Stored items from a collection:

..............................

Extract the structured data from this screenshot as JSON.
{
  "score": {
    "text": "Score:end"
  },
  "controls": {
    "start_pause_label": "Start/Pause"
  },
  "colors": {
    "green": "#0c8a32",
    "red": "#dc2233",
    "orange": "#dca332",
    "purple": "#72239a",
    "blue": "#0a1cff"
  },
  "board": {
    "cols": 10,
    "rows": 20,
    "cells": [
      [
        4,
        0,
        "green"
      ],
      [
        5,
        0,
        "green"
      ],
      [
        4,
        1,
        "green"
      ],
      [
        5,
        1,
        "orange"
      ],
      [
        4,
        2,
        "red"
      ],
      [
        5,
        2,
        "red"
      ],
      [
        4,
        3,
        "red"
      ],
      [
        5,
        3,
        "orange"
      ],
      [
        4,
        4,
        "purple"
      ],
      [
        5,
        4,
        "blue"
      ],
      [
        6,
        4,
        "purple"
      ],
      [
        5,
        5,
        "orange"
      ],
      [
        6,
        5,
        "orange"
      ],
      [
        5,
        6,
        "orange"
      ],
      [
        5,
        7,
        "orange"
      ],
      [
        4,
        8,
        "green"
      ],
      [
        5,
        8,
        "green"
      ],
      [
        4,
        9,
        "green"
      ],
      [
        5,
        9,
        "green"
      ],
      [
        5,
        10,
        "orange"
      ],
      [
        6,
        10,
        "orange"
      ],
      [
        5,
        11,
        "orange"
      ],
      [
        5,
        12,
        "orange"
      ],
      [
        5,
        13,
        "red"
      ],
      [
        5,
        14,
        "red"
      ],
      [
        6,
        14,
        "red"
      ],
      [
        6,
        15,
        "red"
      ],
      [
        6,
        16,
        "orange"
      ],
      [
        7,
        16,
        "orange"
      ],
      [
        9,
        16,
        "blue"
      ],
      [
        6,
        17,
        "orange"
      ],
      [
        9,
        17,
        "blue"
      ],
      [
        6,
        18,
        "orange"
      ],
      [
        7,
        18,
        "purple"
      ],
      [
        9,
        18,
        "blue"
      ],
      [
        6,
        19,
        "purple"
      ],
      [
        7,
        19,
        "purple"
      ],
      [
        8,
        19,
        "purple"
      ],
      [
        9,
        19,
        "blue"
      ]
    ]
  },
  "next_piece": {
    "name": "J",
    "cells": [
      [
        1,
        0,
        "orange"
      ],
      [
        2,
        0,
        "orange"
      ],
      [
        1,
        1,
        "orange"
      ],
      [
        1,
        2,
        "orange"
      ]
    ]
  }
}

..............................

PROBLEM REQUIREMENTS |
Make an exact copy of the listing, including every line.

SOLVED EXERCISE |
Extract the structured data from this screenshot as JSON.
{
  "score": {
    "text": "Score:end"
  },
  "controls": {
    "start_pause_label": "Start/Pause"
  },
  "colors": {
    "green": "#0c8a32",
    "red": "#dc2233",
    "orange": "#dca332",
    "purple": "#72239a",
    "blue": "#0a1cff"
  },
  "board": {
    "cols": 10,
    "rows": 20,
    "cells": [
      [
        4,
        0,
        "green"
      ],
      [
        5,
        0,
        "green"
      ],
      [
        4,
        1,
        "green"
      ],
      [
        5,
        1,
        "orange"
      ],
      [
        4,
        2,
        "red"
      ],
      [
        5,
        2,
        "red"
      ],
      [
        4,
        3,
        "red"
      ],
      [
        5,
        3,
        "orange"
      ],
      [
        4,
        4,
        "purple"
      ],
      [
        5,
        4,
        "blue"
      ],
      [
        6,
        4,
        "purple"
      ],
      [
        5,
        5,
        "orange"
      ],
      [
        6,
        5,
        "orange"
      ],
      [
        5,
        6,
        "orange"
      ],
      [
        5,
        7,
        "orange"
      ],
      [
        4,
        8,
        "green"
      ],
      [
        5,
        8,
        "green"
      ],
      [
        4,
        9,
        "green"
      ],
      [
        5,
        9,
        "green"
      ],
      [
        5,
        10,
        "orange"
      ],
      [
        6,
        10,
        "orange"
      ],
      [
        5,
        11,
        "orange"
      ],
      [
        5,
        12,
        "orange"
      ],
      [
        5,
        13,
        "red"
      ],
      [
        5,
        14,
        "red"
      ],
      [
        6,
        14,
        "red"
      ],
      [
        6,
        15,
        "red"
      ],
      [
        6,
        16,
        "orange"
      ],
      [
        7,
        16,
        "orange"
      ],
      [
        9,
        16,
        "blue"
      ],
      [
        6,
        17,
        "orange"
      ],
      [
        9,
        17,
        "blue"
      ],
      [
        6,
        18,
        "orange"
      ],
      [
        7,
        18,
        "purple"
      ],
      [
        9,
        18,
        "blue"
      ],
      [
        6,
        19,
        "purple"
      ],
      [
        7,
        19,
        "purple"
      ],
      [
        8,
        19,
        "purple"
      ],
      [
        9,
        19,
        "blue"
      ]
    ]
  },
  "next_piece": {
    "name": "J",
    "cells": [
      [
        1,
        0,
        "orange"
      ],
      [
        2,
        0,
        "orange"
      ],
      [
        1,
        1,
        "orange"
      ],
      [
        1,
        2,
        "orange"
      ]
    ]
  }
}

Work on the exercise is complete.